## What is asked
Gather every line from the entries below that includes "output".

════════════════

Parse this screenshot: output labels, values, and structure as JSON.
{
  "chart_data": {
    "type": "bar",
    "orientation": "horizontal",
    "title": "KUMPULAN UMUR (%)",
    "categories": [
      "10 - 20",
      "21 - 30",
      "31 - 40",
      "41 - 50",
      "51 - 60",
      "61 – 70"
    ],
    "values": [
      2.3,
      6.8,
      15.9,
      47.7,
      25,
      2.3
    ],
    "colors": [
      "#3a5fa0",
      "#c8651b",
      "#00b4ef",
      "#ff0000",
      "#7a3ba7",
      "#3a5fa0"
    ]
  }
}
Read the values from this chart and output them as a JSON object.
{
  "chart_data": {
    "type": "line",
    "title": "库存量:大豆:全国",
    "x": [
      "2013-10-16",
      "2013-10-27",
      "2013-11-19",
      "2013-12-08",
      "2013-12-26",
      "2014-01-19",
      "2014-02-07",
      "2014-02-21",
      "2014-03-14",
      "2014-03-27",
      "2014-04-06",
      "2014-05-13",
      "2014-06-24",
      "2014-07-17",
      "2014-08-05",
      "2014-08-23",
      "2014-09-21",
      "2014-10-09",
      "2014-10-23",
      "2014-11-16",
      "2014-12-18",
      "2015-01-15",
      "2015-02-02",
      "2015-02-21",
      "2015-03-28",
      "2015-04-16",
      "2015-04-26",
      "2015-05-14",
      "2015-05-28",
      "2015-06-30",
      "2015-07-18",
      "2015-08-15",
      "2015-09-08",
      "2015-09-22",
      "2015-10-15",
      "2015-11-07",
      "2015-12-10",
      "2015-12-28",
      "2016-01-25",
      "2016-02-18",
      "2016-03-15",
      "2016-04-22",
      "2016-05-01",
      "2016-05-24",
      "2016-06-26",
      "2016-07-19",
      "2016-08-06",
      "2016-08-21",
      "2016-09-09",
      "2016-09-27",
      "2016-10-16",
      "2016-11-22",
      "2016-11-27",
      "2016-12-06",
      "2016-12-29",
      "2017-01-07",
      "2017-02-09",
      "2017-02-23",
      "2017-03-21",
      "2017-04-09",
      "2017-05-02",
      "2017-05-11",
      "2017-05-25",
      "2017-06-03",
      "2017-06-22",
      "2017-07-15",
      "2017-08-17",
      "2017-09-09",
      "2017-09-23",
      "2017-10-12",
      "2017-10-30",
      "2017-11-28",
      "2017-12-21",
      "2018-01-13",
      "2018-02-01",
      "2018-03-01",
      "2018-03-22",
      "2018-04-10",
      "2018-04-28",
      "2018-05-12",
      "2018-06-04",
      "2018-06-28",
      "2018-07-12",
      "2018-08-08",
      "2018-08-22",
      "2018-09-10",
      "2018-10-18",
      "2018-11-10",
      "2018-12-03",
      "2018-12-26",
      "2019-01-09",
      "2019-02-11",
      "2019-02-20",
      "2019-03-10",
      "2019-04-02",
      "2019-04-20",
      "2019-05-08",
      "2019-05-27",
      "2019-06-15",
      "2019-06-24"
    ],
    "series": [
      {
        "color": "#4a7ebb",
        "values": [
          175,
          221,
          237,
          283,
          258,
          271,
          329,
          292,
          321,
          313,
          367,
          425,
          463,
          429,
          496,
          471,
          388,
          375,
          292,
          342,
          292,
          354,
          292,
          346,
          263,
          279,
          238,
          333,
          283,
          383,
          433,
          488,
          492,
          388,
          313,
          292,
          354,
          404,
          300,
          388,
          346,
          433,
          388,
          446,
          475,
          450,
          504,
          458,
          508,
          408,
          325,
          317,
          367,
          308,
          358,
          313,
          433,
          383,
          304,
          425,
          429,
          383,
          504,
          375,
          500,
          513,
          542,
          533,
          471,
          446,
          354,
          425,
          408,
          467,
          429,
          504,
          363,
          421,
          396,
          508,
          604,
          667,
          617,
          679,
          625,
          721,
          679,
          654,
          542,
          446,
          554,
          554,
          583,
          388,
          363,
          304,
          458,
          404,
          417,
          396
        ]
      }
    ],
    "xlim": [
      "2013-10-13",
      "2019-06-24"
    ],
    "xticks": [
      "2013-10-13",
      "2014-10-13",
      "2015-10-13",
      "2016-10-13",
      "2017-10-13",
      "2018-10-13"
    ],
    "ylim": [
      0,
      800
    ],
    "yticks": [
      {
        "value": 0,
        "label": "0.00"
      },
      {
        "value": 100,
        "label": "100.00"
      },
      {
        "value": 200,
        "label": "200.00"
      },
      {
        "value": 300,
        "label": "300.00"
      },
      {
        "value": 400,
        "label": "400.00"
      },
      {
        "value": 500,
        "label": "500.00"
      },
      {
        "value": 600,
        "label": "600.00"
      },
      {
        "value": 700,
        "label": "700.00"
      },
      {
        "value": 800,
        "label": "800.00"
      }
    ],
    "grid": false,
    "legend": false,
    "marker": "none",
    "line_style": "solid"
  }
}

════════════════

## Response for this exercise
Parse this screenshot: output labels, values, and structure as JSON.
Read the values from this chart and output them as a JSON object.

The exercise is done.